» **Aim of the exercise**
Copy the lines below as they are; omit the images they contain.

» **Input data**
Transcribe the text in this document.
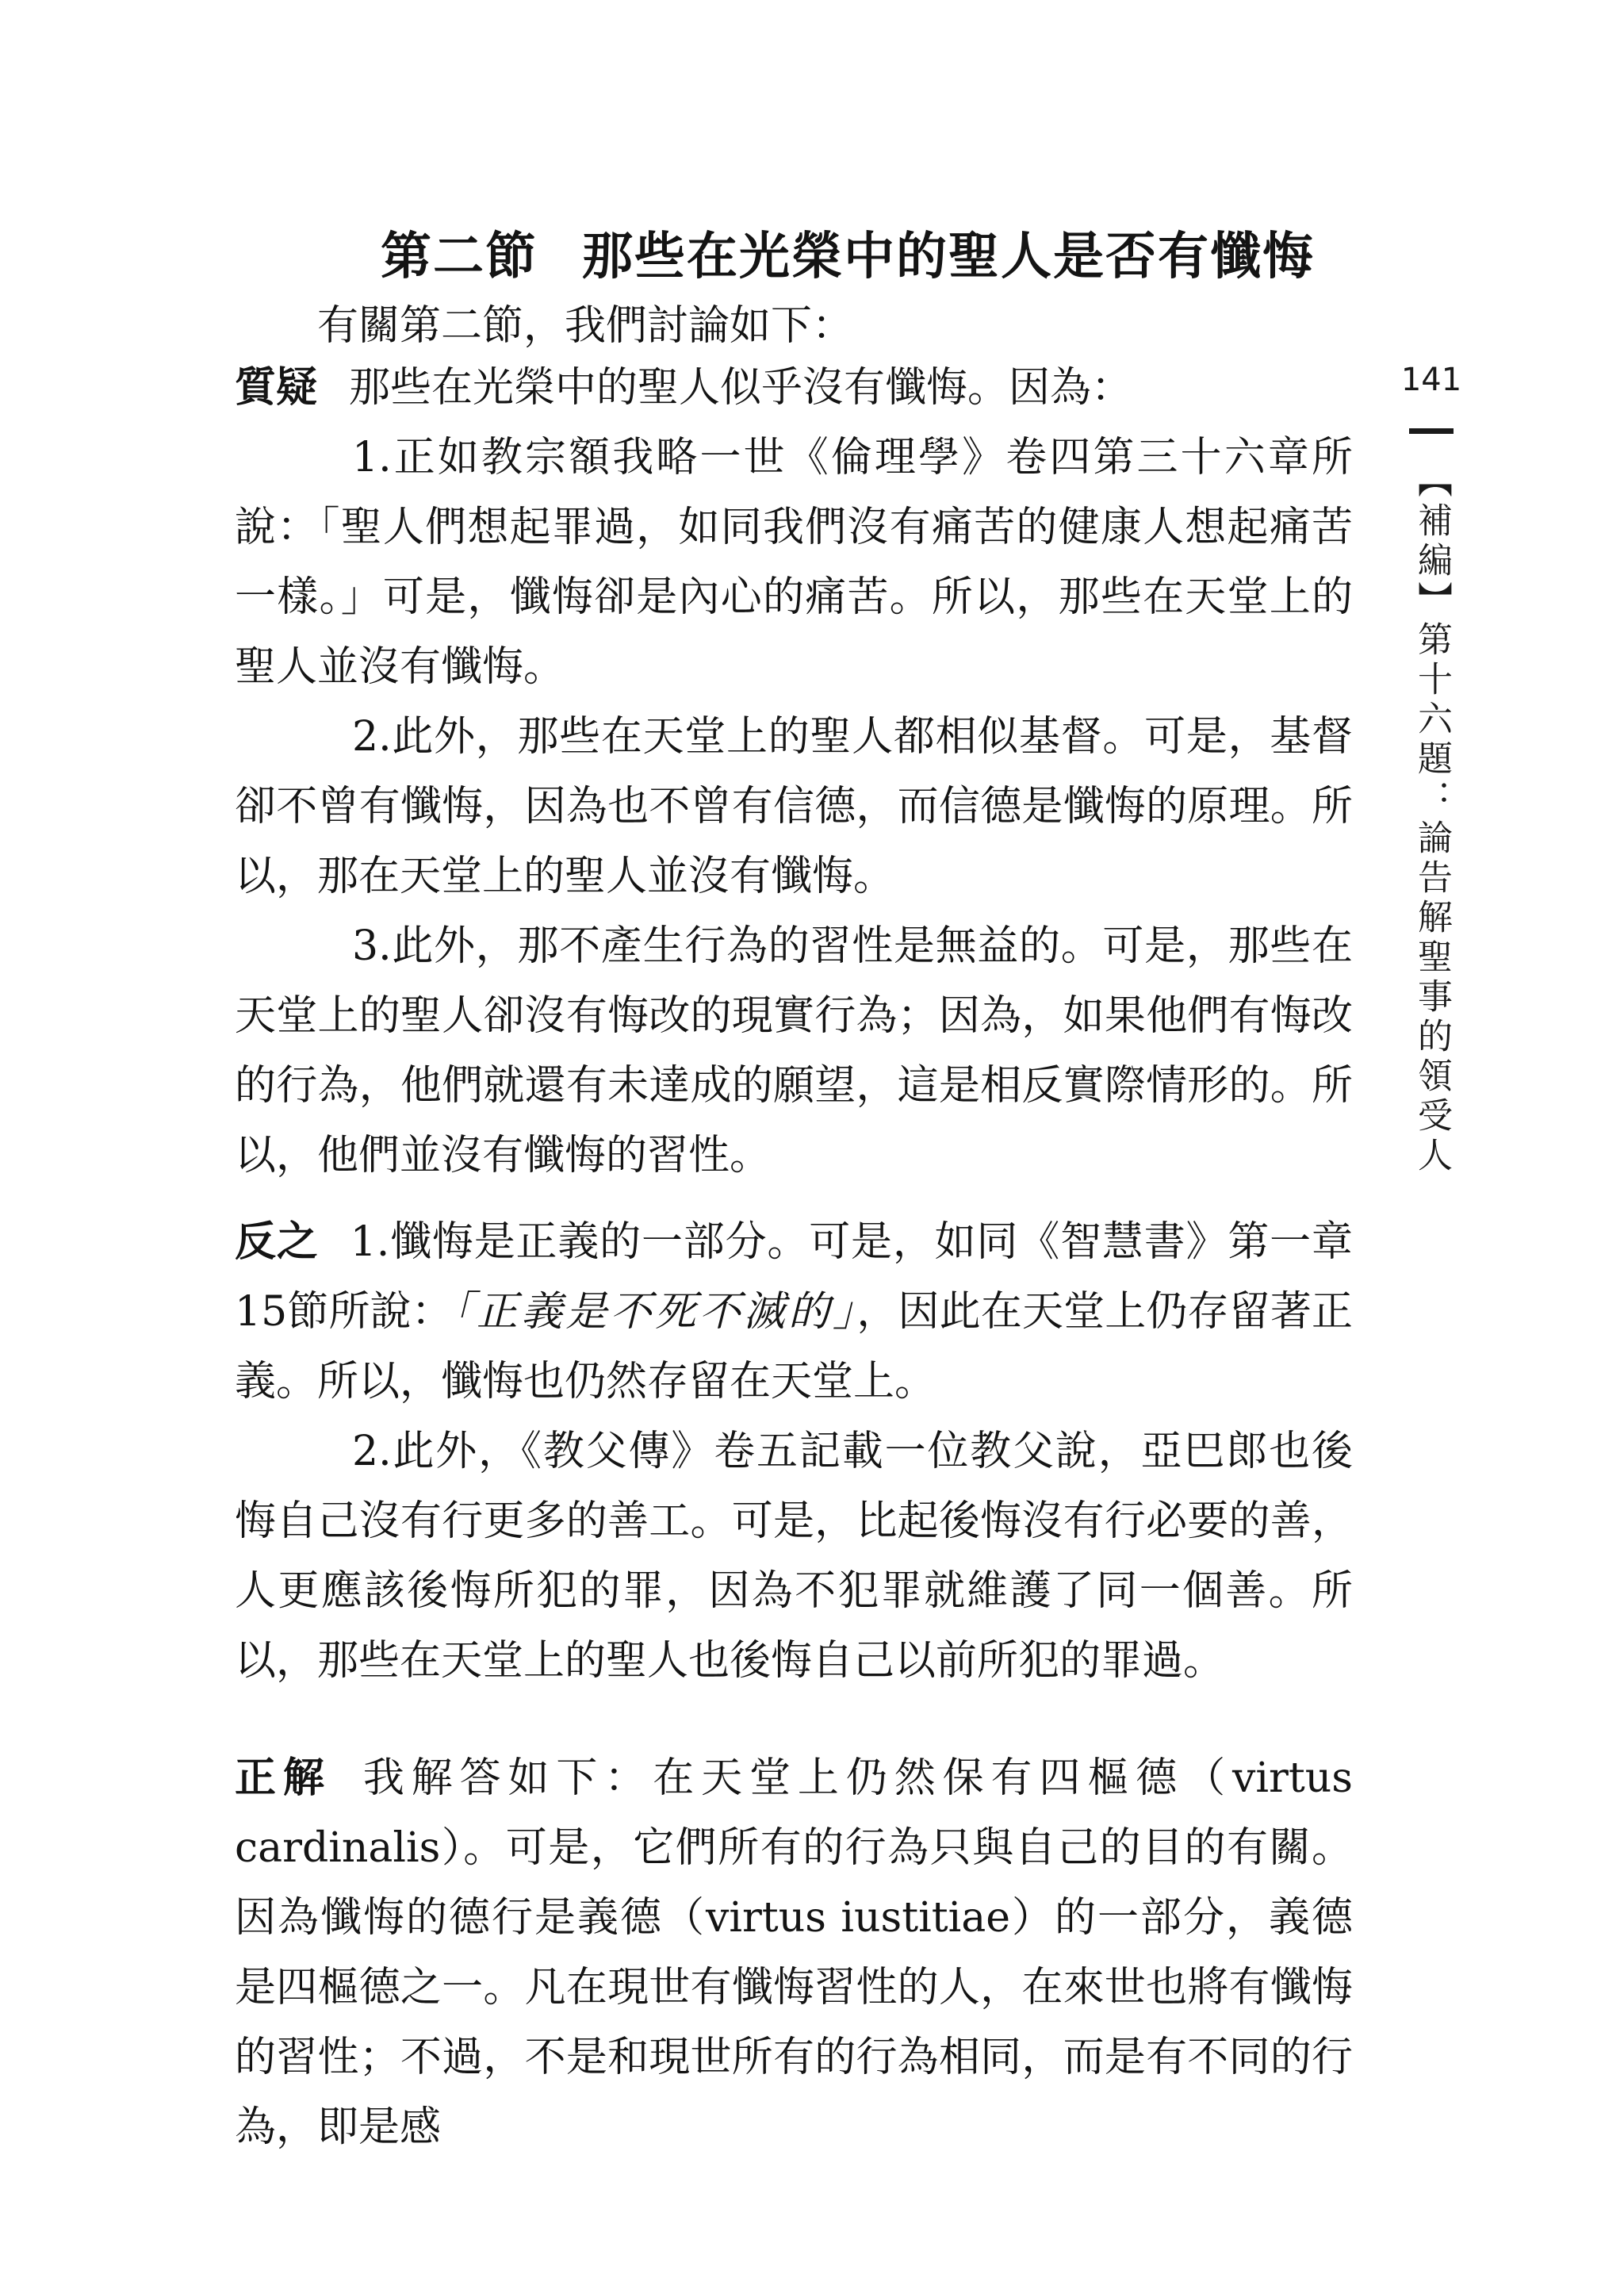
第二節 那些在光榮中的聖人是否有懺悔
有關第二節，我們討論如下：

質疑 那些在光榮中的聖人似乎沒有懺悔。因為：

1.正如教宗額我略一世《倫理學》卷四第三十六章所說：「聖人們想起罪過，如同我們沒有痛苦的健康人想起痛苦一樣。」可是，懺悔卻是內心的痛苦。所以，那些在天堂上的聖人並沒有懺悔。

2.此外，那些在天堂上的聖人都相似基督。可是，基督卻不曾有懺悔，因為也不曾有信德，而信德是懺悔的原理。所以，那在天堂上的聖人並沒有懺悔。

3.此外，那不產生行為的習性是無益的。可是，那些在天堂上的聖人卻沒有悔改的現實行為；因為，如果他們有悔改的行為，他們就還有未達成的願望，這是相反實際情形的。所以，他們並沒有懺悔的習性。

反之 1.懺悔是正義的一部分。可是，如同《智慧書》第一章15節所說：「正義是不死不滅的」，因此在天堂上仍存留著正義。所以，懺悔也仍然存留在天堂上。

2.此外，《教父傳》卷五記載一位教父說，亞巴郎也後悔自己沒有行更多的善工。可是，比起後悔沒有行必要的善，人更應該後悔所犯的罪，因為不犯罪就維護了同一個善。所以，那些在天堂上的聖人也後悔自己以前所犯的罪過。

正解 我解答如下：在天堂上仍然保有四樞德（virtus cardinalis）。可是，它們所有的行為只與自己的目的有關。因為懺悔的德行是義德（virtus iustitiae）的一部分，義德是四樞德之一。凡在現世有懺悔習性的人，在來世也將有懺悔的習性；不過，不是和現世所有的行為相同，而是有不同的行為，即是感

141
【補編】第十六題：論告解聖事的領受人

» **Solution for this exercise**
Transcribe the text in this document.
第二節 那些在光榮中的聖人是否有懺悔
有關第二節，我們討論如下：

質疑 那些在光榮中的聖人似乎沒有懺悔。因為：

1.正如教宗額我略一世《倫理學》卷四第三十六章所說：「聖人們想起罪過，如同我們沒有痛苦的健康人想起痛苦一樣。」可是，懺悔卻是內心的痛苦。所以，那些在天堂上的聖人並沒有懺悔。

2.此外，那些在天堂上的聖人都相似基督。可是，基督卻不曾有懺悔，因為也不曾有信德，而信德是懺悔的原理。所以，那在天堂上的聖人並沒有懺悔。

3.此外，那不產生行為的習性是無益的。可是，那些在天堂上的聖人卻沒有悔改的現實行為；因為，如果他們有悔改的行為，他們就還有未達成的願望，這是相反實際情形的。所以，他們並沒有懺悔的習性。

反之 1.懺悔是正義的一部分。可是，如同《智慧書》第一章15節所說：「正義是不死不滅的」，因此在天堂上仍存留著正義。所以，懺悔也仍然存留在天堂上。

2.此外，《教父傳》卷五記載一位教父說，亞巴郎也後悔自己沒有行更多的善工。可是，比起後悔沒有行必要的善，人更應該後悔所犯的罪，因為不犯罪就維護了同一個善。所以，那些在天堂上的聖人也後悔自己以前所犯的罪過。

正解 我解答如下：在天堂上仍然保有四樞德（virtus cardinalis）。可是，它們所有的行為只與自己的目的有關。因為懺悔的德行是義德（virtus iustitiae）的一部分，義德是四樞德之一。凡在現世有懺悔習性的人，在來世也將有懺悔的習性；不過，不是和現世所有的行為相同，而是有不同的行為，即是感

141
【補編】第十六題：論告解聖事的領受人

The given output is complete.